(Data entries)

_ _ _ _ _ _ _

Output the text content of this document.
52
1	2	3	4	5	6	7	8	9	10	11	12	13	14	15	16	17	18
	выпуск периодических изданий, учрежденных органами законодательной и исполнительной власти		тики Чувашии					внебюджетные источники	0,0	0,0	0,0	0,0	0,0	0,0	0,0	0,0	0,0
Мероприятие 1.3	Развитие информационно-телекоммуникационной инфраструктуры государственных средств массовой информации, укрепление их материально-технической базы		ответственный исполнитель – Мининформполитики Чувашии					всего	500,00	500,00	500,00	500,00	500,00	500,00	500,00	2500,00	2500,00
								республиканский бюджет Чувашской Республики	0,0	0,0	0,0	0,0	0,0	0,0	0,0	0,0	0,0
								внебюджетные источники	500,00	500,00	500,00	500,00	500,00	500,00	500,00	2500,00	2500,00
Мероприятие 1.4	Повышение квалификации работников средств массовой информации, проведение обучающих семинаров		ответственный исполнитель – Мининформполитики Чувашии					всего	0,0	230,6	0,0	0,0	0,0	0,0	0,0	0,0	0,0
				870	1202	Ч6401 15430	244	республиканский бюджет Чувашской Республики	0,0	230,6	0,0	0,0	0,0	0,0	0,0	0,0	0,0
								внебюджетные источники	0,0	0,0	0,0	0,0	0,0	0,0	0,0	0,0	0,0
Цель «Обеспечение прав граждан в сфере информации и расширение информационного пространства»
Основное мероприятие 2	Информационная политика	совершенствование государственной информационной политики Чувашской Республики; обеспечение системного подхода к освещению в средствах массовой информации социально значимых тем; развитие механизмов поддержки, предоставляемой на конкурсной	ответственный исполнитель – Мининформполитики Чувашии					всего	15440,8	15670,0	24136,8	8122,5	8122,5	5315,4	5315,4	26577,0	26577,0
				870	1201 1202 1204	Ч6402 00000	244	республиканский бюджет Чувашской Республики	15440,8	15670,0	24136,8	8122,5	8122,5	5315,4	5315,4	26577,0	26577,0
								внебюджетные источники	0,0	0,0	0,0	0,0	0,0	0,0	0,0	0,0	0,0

_ _ _ _ _ _ _

WRITTEN INSTRUCTION:
Exactly as written above, please repeat the entries.

TASK RESPONSE:
Output the text content of this document.
52
1	2	3	4	5	6	7	8	9	10	11	12	13	14	15	16	17	18
	выпуск периодических изданий, учрежденных органами законодательной и исполнительной власти		тики Чувашии					внебюджетные источники	0,0	0,0	0,0	0,0	0,0	0,0	0,0	0,0	0,0
Мероприятие 1.3	Развитие информационно-телекоммуникационной инфраструктуры государственных средств массовой информации, укрепление их материально-технической базы		ответственный исполнитель – Мининформполитики Чувашии					всего	500,00	500,00	500,00	500,00	500,00	500,00	500,00	2500,00	2500,00
								республиканский бюджет Чувашской Республики	0,0	0,0	0,0	0,0	0,0	0,0	0,0	0,0	0,0
								внебюджетные источники	500,00	500,00	500,00	500,00	500,00	500,00	500,00	2500,00	2500,00
Мероприятие 1.4	Повышение квалификации работников средств массовой информации, проведение обучающих семинаров		ответственный исполнитель – Мининформполитики Чувашии					всего	0,0	230,6	0,0	0,0	0,0	0,0	0,0	0,0	0,0
				870	1202	Ч6401 15430	244	республиканский бюджет Чувашской Республики	0,0	230,6	0,0	0,0	0,0	0,0	0,0	0,0	0,0
								внебюджетные источники	0,0	0,0	0,0	0,0	0,0	0,0	0,0	0,0	0,0
Цель «Обеспечение прав граждан в сфере информации и расширение информационного пространства»
Основное мероприятие 2	Информационная политика	совершенствование государственной информационной политики Чувашской Республики; обеспечение системного подхода к освещению в средствах массовой информации социально значимых тем; развитие механизмов поддержки, предоставляемой на конкурсной	ответственный исполнитель – Мининформполитики Чувашии					всего	15440,8	15670,0	24136,8	8122,5	8122,5	5315,4	5315,4	26577,0	26577,0
				870	1201 1202 1204	Ч6402 00000	244	республиканский бюджет Чувашской Республики	15440,8	15670,0	24136,8	8122,5	8122,5	5315,4	5315,4	26577,0	26577,0
								внебюджетные источники	0,0	0,0	0,0	0,0	0,0	0,0	0,0	0,0	0,0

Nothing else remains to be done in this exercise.